= Data to process =
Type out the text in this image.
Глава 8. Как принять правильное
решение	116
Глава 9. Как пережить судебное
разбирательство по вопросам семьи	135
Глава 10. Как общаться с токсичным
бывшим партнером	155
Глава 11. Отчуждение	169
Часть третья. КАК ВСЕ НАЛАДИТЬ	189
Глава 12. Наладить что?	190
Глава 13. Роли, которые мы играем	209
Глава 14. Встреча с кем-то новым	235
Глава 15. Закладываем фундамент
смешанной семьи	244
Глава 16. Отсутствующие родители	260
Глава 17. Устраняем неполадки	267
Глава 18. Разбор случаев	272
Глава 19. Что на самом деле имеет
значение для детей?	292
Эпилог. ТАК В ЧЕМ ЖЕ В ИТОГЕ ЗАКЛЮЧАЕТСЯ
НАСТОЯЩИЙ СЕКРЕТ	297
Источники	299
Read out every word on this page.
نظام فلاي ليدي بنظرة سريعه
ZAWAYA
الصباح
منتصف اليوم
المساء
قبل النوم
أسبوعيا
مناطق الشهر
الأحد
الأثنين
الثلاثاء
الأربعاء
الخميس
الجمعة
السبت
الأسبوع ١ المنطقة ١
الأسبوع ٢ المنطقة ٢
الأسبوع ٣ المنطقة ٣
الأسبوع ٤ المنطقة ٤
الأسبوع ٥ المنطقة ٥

= Directions for this task =
Repeat only the lines from the one holding "Read out every word on this page." through the last line of the data.

= Written response =
Read out every word on this page.
نظام فلاي ليدي بنظرة سريعه
ZAWAYA
الصباح
منتصف اليوم
المساء
قبل النوم
أسبوعيا
مناطق الشهر
الأحد
الأثنين
الثلاثاء
الأربعاء
الخميس
الجمعة
السبت
الأسبوع ١ المنطقة ١
الأسبوع ٢ المنطقة ٢
الأسبوع ٣ المنطقة ٣
الأسبوع ٤ المنطقة ٤
الأسبوع ٥ المنطقة ٥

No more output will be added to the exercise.